Short task:
State how many lines of the data contain the word "less", and write nothing besides the number.
— START OF Information supplied —
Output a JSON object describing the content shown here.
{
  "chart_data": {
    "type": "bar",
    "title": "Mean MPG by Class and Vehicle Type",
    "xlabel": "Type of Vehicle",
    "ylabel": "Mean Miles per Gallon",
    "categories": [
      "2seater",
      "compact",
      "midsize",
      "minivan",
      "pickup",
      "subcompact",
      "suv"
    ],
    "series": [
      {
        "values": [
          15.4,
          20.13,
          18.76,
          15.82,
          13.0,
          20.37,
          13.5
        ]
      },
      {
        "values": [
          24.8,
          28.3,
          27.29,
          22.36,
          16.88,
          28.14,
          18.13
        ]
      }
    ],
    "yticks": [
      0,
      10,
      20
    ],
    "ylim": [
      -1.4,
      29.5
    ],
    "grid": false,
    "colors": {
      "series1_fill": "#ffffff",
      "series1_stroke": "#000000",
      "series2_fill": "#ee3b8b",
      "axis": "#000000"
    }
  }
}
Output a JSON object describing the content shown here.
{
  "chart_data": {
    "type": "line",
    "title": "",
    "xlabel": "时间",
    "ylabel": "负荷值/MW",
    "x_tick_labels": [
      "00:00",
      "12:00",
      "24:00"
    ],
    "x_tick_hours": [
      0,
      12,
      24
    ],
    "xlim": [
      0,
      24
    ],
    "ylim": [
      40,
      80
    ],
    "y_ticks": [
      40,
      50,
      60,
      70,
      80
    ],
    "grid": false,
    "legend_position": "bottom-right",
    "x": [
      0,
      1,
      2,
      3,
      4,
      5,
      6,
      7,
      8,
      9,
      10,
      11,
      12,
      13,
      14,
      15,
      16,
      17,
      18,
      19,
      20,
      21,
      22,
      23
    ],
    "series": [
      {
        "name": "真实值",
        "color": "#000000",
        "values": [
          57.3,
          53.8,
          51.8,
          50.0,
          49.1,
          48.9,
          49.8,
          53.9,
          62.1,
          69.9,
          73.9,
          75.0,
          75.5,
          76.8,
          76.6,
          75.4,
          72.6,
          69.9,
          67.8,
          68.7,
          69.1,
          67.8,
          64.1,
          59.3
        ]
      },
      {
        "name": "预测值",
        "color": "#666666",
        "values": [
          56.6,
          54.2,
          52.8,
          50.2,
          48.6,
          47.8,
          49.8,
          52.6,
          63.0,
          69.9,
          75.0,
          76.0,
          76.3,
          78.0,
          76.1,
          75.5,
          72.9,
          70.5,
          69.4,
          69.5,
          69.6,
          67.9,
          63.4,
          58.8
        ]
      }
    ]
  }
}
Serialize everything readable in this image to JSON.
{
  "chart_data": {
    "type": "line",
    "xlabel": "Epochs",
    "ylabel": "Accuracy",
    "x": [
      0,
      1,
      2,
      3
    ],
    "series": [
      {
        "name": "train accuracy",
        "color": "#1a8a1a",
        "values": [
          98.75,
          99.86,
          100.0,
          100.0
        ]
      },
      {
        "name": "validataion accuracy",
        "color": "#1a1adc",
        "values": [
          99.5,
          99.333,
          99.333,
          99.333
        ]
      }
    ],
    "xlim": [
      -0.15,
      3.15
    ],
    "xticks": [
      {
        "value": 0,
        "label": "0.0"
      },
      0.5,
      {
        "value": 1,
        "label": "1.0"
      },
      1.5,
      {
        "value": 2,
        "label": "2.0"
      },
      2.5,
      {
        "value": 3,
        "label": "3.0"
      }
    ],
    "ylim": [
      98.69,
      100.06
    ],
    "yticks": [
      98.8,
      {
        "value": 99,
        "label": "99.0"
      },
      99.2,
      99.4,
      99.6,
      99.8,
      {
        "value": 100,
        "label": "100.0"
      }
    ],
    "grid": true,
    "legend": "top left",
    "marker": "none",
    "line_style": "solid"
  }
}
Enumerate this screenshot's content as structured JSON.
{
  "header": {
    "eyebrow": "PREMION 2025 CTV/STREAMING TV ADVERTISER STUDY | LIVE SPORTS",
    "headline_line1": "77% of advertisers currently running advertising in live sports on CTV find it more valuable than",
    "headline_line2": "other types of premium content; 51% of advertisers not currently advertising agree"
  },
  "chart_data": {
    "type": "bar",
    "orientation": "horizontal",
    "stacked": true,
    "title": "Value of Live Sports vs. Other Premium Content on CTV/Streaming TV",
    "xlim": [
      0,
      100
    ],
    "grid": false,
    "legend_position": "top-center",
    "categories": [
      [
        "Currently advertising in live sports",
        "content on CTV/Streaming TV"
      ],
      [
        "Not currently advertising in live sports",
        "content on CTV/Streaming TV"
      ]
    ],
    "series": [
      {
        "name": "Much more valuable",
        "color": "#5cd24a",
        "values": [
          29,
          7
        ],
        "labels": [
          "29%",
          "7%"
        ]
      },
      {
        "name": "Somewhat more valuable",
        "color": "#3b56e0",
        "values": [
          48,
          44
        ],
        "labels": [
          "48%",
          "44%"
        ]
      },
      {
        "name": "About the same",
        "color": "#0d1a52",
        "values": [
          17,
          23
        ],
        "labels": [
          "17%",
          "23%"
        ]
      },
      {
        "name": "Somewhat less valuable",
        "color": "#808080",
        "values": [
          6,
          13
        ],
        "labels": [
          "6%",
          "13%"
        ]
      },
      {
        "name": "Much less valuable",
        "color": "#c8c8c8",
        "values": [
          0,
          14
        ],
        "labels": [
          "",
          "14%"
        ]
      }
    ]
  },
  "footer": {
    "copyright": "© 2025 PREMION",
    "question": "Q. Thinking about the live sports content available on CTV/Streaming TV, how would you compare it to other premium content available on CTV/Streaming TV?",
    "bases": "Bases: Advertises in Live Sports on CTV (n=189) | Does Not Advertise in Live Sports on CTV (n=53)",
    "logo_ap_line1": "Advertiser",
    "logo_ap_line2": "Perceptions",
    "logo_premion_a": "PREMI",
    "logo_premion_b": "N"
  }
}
— END OF Information supplied —
Answer:
2